* Start RAW DATA *

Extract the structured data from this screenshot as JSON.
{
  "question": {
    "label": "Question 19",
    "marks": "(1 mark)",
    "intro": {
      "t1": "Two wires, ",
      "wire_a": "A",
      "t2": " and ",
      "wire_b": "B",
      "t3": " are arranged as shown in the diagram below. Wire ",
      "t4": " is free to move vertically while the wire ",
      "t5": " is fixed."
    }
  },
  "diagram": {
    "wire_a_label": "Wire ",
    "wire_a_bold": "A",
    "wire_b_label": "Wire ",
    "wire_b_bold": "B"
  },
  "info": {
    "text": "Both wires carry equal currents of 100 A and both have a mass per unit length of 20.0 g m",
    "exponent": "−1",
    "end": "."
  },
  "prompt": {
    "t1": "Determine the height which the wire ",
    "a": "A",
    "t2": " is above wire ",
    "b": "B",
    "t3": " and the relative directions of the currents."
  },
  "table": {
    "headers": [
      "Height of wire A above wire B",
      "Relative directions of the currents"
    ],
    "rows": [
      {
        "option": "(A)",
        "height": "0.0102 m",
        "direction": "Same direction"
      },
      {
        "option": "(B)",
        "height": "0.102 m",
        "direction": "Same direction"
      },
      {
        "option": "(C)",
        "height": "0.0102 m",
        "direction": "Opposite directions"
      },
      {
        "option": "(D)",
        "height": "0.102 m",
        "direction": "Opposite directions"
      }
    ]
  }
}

* End RAW DATA *

— YOUR OBJECTIVE —
From the preceding material, extract every line exactly.

— WRITTEN ANSWER —
Extract the structured data from this screenshot as JSON.
{
  "question": {
    "label": "Question 19",
    "marks": "(1 mark)",
    "intro": {
      "t1": "Two wires, ",
      "wire_a": "A",
      "t2": " and ",
      "wire_b": "B",
      "t3": " are arranged as shown in the diagram below. Wire ",
      "t4": " is free to move vertically while the wire ",
      "t5": " is fixed."
    }
  },
  "diagram": {
    "wire_a_label": "Wire ",
    "wire_a_bold": "A",
    "wire_b_label": "Wire ",
    "wire_b_bold": "B"
  },
  "info": {
    "text": "Both wires carry equal currents of 100 A and both have a mass per unit length of 20.0 g m",
    "exponent": "−1",
    "end": "."
  },
  "prompt": {
    "t1": "Determine the height which the wire ",
    "a": "A",
    "t2": " is above wire ",
    "b": "B",
    "t3": " and the relative directions of the currents."
  },
  "table": {
    "headers": [
      "Height of wire A above wire B",
      "Relative directions of the currents"
    ],
    "rows": [
      {
        "option": "(A)",
        "height": "0.0102 m",
        "direction": "Same direction"
      },
      {
        "option": "(B)",
        "height": "0.102 m",
        "direction": "Same direction"
      },
      {
        "option": "(C)",
        "height": "0.0102 m",
        "direction": "Opposite directions"
      },
      {
        "option": "(D)",
        "height": "0.102 m",
        "direction": "Opposite directions"
      }
    ]
  }
}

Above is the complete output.